Do this: Every line must be returned precisely as it is written.

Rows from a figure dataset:

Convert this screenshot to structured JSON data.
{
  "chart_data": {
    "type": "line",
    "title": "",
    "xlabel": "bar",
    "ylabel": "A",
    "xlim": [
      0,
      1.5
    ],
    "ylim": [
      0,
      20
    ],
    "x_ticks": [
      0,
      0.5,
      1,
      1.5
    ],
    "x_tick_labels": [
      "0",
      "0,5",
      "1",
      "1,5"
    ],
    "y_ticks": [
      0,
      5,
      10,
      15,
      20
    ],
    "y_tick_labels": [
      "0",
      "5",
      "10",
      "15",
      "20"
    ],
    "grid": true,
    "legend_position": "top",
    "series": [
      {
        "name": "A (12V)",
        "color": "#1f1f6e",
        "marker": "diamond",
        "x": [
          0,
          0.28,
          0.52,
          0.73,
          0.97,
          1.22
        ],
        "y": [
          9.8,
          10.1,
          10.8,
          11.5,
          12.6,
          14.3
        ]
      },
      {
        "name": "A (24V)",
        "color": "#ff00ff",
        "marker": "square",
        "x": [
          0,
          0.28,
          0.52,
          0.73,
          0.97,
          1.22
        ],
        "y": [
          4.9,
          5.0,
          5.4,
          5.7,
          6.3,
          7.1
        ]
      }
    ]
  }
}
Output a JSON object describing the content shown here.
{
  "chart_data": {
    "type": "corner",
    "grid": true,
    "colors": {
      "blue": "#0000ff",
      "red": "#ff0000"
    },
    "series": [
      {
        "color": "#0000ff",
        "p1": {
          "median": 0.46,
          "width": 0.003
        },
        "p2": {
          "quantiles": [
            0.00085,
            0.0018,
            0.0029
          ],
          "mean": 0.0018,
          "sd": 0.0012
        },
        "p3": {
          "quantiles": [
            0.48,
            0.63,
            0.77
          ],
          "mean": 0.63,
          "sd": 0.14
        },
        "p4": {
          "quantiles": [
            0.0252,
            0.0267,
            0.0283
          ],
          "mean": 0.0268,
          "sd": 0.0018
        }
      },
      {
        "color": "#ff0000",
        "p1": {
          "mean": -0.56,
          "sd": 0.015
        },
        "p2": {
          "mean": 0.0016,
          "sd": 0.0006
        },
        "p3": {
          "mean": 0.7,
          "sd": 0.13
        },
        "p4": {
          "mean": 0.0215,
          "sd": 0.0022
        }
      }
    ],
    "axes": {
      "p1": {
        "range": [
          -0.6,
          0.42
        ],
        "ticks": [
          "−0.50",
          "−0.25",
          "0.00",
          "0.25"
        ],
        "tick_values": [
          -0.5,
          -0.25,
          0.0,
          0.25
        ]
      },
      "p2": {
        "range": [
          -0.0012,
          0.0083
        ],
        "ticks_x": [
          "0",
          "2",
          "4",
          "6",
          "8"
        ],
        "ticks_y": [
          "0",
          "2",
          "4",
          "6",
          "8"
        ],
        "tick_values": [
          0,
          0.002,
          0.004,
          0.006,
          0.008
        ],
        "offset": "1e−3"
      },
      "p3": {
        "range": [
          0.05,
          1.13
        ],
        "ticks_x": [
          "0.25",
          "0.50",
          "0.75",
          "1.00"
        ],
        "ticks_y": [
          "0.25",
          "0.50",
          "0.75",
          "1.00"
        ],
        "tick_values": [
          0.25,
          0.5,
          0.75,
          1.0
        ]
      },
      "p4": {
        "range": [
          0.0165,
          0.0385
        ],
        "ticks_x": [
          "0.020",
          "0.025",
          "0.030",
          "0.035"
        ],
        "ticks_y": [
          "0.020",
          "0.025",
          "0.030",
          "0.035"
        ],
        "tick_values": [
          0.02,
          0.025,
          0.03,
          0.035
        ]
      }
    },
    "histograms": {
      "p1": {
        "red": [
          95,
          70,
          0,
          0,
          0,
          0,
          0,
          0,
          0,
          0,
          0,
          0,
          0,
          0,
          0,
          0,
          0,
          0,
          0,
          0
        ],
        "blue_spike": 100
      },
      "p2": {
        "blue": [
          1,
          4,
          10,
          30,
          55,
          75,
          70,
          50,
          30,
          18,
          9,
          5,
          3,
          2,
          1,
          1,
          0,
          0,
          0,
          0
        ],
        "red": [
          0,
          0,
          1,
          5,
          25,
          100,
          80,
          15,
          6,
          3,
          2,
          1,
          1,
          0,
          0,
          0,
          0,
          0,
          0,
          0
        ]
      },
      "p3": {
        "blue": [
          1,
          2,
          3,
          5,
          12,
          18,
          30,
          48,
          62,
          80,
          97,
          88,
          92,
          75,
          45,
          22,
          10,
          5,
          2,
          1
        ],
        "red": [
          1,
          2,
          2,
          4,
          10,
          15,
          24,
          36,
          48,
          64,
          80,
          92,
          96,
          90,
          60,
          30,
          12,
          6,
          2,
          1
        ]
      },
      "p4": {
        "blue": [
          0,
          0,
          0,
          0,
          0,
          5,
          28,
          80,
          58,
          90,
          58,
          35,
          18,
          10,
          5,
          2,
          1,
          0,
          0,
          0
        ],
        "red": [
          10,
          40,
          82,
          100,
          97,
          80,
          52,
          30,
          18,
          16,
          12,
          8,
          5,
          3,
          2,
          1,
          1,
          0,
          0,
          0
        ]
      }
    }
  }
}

Solution to this exercise:
Convert this screenshot to structured JSON data.
{
  "chart_data": {
    "type": "line",
    "title": "",
    "xlabel": "bar",
    "ylabel": "A",
    "xlim": [
      0,
      1.5
    ],
    "ylim": [
      0,
      20
    ],
    "x_ticks": [
      0,
      0.5,
      1,
      1.5
    ],
    "x_tick_labels": [
      "0",
      "0,5",
      "1",
      "1,5"
    ],
    "y_ticks": [
      0,
      5,
      10,
      15,
      20
    ],
    "y_tick_labels": [
      "0",
      "5",
      "10",
      "15",
      "20"
    ],
    "grid": true,
    "legend_position": "top",
    "series": [
      {
        "name": "A (12V)",
        "color": "#1f1f6e",
        "marker": "diamond",
        "x": [
          0,
          0.28,
          0.52,
          0.73,
          0.97,
          1.22
        ],
        "y": [
          9.8,
          10.1,
          10.8,
          11.5,
          12.6,
          14.3
        ]
      },
      {
        "name": "A (24V)",
        "color": "#ff00ff",
        "marker": "square",
        "x": [
          0,
          0.28,
          0.52,
          0.73,
          0.97,
          1.22
        ],
        "y": [
          4.9,
          5.0,
          5.4,
          5.7,
          6.3,
          7.1
        ]
      }
    ]
  }
}
Output a JSON object describing the content shown here.
{
  "chart_data": {
    "type": "corner",
    "grid": true,
    "colors": {
      "blue": "#0000ff",
      "red": "#ff0000"
    },
    "series": [
      {
        "color": "#0000ff",
        "p1": {
          "median": 0.46,
          "width": 0.003
        },
        "p2": {
          "quantiles": [
            0.00085,
            0.0018,
            0.0029
          ],
          "mean": 0.0018,
          "sd": 0.0012
        },
        "p3": {
          "quantiles": [
            0.48,
            0.63,
            0.77
          ],
          "mean": 0.63,
          "sd": 0.14
        },
        "p4": {
          "quantiles": [
            0.0252,
            0.0267,
            0.0283
          ],
          "mean": 0.0268,
          "sd": 0.0018
        }
      },
      {
        "color": "#ff0000",
        "p1": {
          "mean": -0.56,
          "sd": 0.015
        },
        "p2": {
          "mean": 0.0016,
          "sd": 0.0006
        },
        "p3": {
          "mean": 0.7,
          "sd": 0.13
        },
        "p4": {
          "mean": 0.0215,
          "sd": 0.0022
        }
      }
    ],
    "axes": {
      "p1": {
        "range": [
          -0.6,
          0.42
        ],
        "ticks": [
          "−0.50",
          "−0.25",
          "0.00",
          "0.25"
        ],
        "tick_values": [
          -0.5,
          -0.25,
          0.0,
          0.25
        ]
      },
      "p2": {
        "range": [
          -0.0012,
          0.0083
        ],
        "ticks_x": [
          "0",
          "2",
          "4",
          "6",
          "8"
        ],
        "ticks_y": [
          "0",
          "2",
          "4",
          "6",
          "8"
        ],
        "tick_values": [
          0,
          0.002,
          0.004,
          0.006,
          0.008
        ],
        "offset": "1e−3"
      },
      "p3": {
        "range": [
          0.05,
          1.13
        ],
        "ticks_x": [
          "0.25",
          "0.50",
          "0.75",
          "1.00"
        ],
        "ticks_y": [
          "0.25",
          "0.50",
          "0.75",
          "1.00"
        ],
        "tick_values": [
          0.25,
          0.5,
          0.75,
          1.0
        ]
      },
      "p4": {
        "range": [
          0.0165,
          0.0385
        ],
        "ticks_x": [
          "0.020",
          "0.025",
          "0.030",
          "0.035"
        ],
        "ticks_y": [
          "0.020",
          "0.025",
          "0.030",
          "0.035"
        ],
        "tick_values": [
          0.02,
          0.025,
          0.03,
          0.035
        ]
      }
    },
    "histograms": {
      "p1": {
        "red": [
          95,
          70,
          0,
          0,
          0,
          0,
          0,
          0,
          0,
          0,
          0,
          0,
          0,
          0,
          0,
          0,
          0,
          0,
          0,
          0
        ],
        "blue_spike": 100
      },
      "p2": {
        "blue": [
          1,
          4,
          10,
          30,
          55,
          75,
          70,
          50,
          30,
          18,
          9,
          5,
          3,
          2,
          1,
          1,
          0,
          0,
          0,
          0
        ],
        "red": [
          0,
          0,
          1,
          5,
          25,
          100,
          80,
          15,
          6,
          3,
          2,
          1,
          1,
          0,
          0,
          0,
          0,
          0,
          0,
          0
        ]
      },
      "p3": {
        "blue": [
          1,
          2,
          3,
          5,
          12,
          18,
          30,
          48,
          62,
          80,
          97,
          88,
          92,
          75,
          45,
          22,
          10,
          5,
          2,
          1
        ],
        "red": [
          1,
          2,
          2,
          4,
          10,
          15,
          24,
          36,
          48,
          64,
          80,
          92,
          96,
          90,
          60,
          30,
          12,
          6,
          2,
          1
        ]
      },
      "p4": {
        "blue": [
          0,
          0,
          0,
          0,
          0,
          5,
          28,
          80,
          58,
          90,
          58,
          35,
          18,
          10,
          5,
          2,
          1,
          0,
          0,
          0
        ],
        "red": [
          10,
          40,
          82,
          100,
          97,
          80,
          52,
          30,
          18,
          16,
          12,
          8,
          5,
          3,
          2,
          1,
          1,
          0,
          0,
          0
        ]
      }
    }
  }
}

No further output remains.